═══ Dataset excerpts

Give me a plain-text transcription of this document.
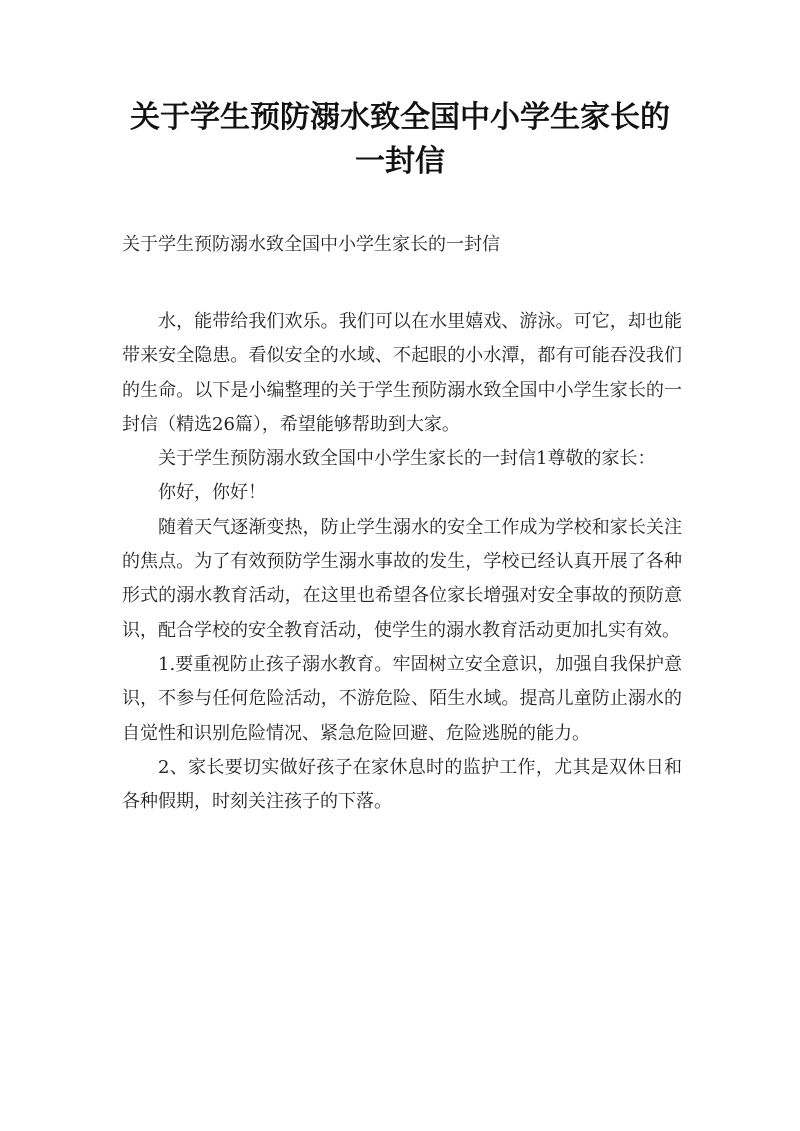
关于学生预防溺水致全国中小学生家长的
一封信
关于学生预防溺水致全国中小学生家长的一封信

水，能带给我们欢乐。我们可以在水里嬉戏、游泳。可它，却也能带来安全隐患。看似安全的水域、不起眼的小水潭，都有可能吞没我们的生命。以下是小编整理的关于学生预防溺水致全国中小学生家长的一封信（精选26篇），希望能够帮助到大家。

关于学生预防溺水致全国中小学生家长的一封信1尊敬的家长：

你好，你好！

随着天气逐渐变热，防止学生溺水的安全工作成为学校和家长关注的焦点。为了有效预防学生溺水事故的发生，学校已经认真开展了各种形式的溺水教育活动，在这里也希望各位家长增强对安全事故的预防意识，配合学校的安全教育活动，使学生的溺水教育活动更加扎实有效。

1.要重视防止孩子溺水教育。牢固树立安全意识，加强自我保护意识，不参与任何危险活动，不游危险、陌生水域。提高儿童防止溺水的自觉性和识别危险情况、紧急危险回避、危险逃脱的能力。

2、家长要切实做好孩子在家休息时的监护工作，尤其是双休日和各种假期，时刻关注孩子的下落。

══════

→ Set exercise: Write every entry out again exactly, dropping the pictures.

→ Written solution:
Give me a plain-text transcription of this document.
关于学生预防溺水致全国中小学生家长的
一封信
关于学生预防溺水致全国中小学生家长的一封信

水，能带给我们欢乐。我们可以在水里嬉戏、游泳。可它，却也能带来安全隐患。看似安全的水域、不起眼的小水潭，都有可能吞没我们的生命。以下是小编整理的关于学生预防溺水致全国中小学生家长的一封信（精选26篇），希望能够帮助到大家。

关于学生预防溺水致全国中小学生家长的一封信1尊敬的家长：

你好，你好！

随着天气逐渐变热，防止学生溺水的安全工作成为学校和家长关注的焦点。为了有效预防学生溺水事故的发生，学校已经认真开展了各种形式的溺水教育活动，在这里也希望各位家长增强对安全事故的预防意识，配合学校的安全教育活动，使学生的溺水教育活动更加扎实有效。

1.要重视防止孩子溺水教育。牢固树立安全意识，加强自我保护意识，不参与任何危险活动，不游危险、陌生水域。提高儿童防止溺水的自觉性和识别危险情况、紧急危险回避、危险逃脱的能力。

2、家长要切实做好孩子在家休息时的监护工作，尤其是双休日和各种假期，时刻关注孩子的下落。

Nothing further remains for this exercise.